» **Task details**
Scan the data below and pick out the lines containing the word "million".

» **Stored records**
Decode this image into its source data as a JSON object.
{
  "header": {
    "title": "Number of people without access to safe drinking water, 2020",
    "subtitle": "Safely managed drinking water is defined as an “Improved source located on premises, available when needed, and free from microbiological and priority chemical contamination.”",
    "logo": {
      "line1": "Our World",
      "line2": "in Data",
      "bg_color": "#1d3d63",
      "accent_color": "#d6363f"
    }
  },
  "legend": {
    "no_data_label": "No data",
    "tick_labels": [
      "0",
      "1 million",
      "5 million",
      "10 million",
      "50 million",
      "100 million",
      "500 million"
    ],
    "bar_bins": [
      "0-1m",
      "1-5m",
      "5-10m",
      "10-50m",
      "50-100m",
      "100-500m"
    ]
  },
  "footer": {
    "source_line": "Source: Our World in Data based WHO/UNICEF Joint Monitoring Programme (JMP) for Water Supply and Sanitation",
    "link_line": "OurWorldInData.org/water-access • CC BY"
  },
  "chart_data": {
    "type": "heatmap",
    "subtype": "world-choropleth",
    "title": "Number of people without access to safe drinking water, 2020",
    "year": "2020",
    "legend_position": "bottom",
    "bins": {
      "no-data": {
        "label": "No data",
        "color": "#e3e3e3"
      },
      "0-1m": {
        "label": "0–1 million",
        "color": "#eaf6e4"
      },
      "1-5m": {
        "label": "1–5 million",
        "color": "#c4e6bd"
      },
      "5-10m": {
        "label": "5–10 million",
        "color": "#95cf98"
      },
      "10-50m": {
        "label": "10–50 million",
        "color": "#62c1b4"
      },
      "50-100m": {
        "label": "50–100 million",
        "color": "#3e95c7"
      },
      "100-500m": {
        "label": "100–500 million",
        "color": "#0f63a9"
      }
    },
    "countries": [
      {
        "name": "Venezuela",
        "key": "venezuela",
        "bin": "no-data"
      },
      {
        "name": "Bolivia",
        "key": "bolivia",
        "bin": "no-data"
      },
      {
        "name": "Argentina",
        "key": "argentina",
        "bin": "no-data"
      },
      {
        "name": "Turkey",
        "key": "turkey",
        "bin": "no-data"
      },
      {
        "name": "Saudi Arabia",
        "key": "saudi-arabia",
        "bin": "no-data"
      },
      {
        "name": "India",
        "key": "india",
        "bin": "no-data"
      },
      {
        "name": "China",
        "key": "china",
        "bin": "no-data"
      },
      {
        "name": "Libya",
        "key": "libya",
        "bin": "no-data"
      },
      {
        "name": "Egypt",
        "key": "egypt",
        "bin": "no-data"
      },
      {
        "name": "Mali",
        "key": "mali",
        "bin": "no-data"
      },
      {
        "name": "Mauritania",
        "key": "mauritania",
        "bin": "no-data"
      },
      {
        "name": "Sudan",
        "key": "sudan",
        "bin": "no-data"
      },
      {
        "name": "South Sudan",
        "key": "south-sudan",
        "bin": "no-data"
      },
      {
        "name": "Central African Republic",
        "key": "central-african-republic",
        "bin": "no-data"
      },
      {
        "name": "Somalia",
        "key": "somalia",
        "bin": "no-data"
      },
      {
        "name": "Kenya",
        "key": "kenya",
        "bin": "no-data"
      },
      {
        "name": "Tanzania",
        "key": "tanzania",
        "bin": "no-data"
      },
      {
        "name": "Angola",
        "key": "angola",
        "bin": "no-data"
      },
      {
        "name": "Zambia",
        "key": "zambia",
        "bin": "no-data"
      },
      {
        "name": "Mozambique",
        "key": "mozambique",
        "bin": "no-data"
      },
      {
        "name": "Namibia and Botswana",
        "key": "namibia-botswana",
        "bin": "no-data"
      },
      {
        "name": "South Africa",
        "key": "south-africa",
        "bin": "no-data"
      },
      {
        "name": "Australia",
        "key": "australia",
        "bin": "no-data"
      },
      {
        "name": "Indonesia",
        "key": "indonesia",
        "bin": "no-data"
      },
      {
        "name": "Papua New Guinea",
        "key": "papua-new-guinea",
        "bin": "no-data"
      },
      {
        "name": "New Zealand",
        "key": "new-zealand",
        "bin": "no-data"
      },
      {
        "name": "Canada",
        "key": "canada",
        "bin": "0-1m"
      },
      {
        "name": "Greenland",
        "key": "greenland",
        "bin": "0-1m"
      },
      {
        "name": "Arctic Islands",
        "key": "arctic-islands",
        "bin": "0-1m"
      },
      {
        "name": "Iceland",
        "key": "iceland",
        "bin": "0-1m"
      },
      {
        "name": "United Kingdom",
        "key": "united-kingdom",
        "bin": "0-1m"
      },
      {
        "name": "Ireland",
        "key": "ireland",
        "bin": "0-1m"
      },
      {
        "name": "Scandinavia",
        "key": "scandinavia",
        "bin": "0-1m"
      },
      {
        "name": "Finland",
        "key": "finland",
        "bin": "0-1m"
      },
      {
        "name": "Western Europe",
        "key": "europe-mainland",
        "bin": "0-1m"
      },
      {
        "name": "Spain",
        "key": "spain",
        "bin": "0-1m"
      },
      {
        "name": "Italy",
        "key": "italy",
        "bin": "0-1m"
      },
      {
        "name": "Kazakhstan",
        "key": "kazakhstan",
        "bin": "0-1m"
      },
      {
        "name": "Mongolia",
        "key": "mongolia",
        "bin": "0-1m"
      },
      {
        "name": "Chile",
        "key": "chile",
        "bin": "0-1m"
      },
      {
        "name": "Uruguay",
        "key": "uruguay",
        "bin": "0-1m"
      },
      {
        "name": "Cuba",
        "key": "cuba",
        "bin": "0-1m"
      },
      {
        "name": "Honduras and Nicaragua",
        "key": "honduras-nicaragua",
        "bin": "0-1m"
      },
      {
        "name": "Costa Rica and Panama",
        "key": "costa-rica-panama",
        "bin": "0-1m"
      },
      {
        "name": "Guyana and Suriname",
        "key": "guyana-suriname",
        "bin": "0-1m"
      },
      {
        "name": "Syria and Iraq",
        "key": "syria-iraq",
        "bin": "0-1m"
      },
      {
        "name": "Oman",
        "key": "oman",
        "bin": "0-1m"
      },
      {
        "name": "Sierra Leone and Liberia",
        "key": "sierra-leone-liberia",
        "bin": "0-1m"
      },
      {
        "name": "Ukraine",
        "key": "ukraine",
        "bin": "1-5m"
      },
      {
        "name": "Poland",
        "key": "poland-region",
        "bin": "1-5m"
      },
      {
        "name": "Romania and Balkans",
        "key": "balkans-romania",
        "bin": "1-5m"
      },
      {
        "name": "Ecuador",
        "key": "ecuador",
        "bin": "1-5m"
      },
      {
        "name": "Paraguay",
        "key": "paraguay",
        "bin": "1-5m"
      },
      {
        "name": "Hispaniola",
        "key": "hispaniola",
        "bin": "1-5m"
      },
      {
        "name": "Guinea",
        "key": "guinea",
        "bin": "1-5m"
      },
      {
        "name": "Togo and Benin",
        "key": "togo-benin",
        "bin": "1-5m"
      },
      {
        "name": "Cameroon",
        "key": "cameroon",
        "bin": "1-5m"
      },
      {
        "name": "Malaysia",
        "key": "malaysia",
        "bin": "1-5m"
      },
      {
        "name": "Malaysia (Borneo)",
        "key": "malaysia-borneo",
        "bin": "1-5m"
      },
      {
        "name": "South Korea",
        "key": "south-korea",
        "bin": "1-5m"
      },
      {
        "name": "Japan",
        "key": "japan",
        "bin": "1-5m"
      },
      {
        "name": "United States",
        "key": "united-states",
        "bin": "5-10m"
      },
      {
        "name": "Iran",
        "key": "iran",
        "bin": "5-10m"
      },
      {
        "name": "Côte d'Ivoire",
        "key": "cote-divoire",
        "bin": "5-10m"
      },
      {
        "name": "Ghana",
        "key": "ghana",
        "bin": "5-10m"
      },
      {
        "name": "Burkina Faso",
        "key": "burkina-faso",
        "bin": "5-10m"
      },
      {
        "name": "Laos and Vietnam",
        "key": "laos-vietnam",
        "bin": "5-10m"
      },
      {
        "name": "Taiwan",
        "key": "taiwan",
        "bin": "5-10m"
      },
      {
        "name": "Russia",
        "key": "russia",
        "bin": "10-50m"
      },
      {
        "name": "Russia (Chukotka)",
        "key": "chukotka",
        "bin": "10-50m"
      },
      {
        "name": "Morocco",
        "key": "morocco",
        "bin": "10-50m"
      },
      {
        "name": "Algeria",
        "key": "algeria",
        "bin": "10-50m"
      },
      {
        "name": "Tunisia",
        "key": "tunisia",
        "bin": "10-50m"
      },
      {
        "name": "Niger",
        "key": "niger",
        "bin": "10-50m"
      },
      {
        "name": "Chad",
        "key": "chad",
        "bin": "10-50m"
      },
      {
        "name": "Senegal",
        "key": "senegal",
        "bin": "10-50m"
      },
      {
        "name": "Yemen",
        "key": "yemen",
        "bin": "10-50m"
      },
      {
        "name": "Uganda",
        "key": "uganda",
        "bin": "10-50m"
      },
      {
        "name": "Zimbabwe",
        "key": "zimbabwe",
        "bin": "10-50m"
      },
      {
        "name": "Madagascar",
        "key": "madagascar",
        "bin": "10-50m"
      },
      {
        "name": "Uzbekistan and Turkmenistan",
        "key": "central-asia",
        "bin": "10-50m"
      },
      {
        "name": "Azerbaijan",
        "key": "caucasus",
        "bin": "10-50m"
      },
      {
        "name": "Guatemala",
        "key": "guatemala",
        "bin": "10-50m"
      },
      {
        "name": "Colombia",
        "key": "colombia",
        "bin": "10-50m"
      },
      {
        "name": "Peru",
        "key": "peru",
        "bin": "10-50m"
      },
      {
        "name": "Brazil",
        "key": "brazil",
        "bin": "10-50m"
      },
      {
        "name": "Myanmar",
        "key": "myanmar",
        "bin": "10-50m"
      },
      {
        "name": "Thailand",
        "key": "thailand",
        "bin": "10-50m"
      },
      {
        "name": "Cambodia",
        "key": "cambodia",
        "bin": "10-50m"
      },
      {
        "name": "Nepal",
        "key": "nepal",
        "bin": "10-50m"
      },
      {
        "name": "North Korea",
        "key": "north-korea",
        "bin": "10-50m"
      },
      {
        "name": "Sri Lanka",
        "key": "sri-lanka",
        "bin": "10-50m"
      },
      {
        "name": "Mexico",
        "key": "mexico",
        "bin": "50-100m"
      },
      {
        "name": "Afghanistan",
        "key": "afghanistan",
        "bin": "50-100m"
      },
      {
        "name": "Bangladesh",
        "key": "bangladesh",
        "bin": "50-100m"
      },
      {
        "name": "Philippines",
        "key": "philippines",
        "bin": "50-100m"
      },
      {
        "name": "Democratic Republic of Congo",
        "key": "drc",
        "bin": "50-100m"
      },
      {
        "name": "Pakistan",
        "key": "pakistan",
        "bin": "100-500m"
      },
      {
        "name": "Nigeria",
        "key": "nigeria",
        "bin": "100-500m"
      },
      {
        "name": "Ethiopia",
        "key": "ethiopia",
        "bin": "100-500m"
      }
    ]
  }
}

» **Response to the exercise**
      "1 million",
      "5 million",
      "10 million",
      "50 million",
      "100 million",
      "500 million"
        "label": "0–1 million",
        "label": "1–5 million",
        "label": "5–10 million",
        "label": "10–50 million",
        "label": "50–100 million",
        "label": "100–500 million",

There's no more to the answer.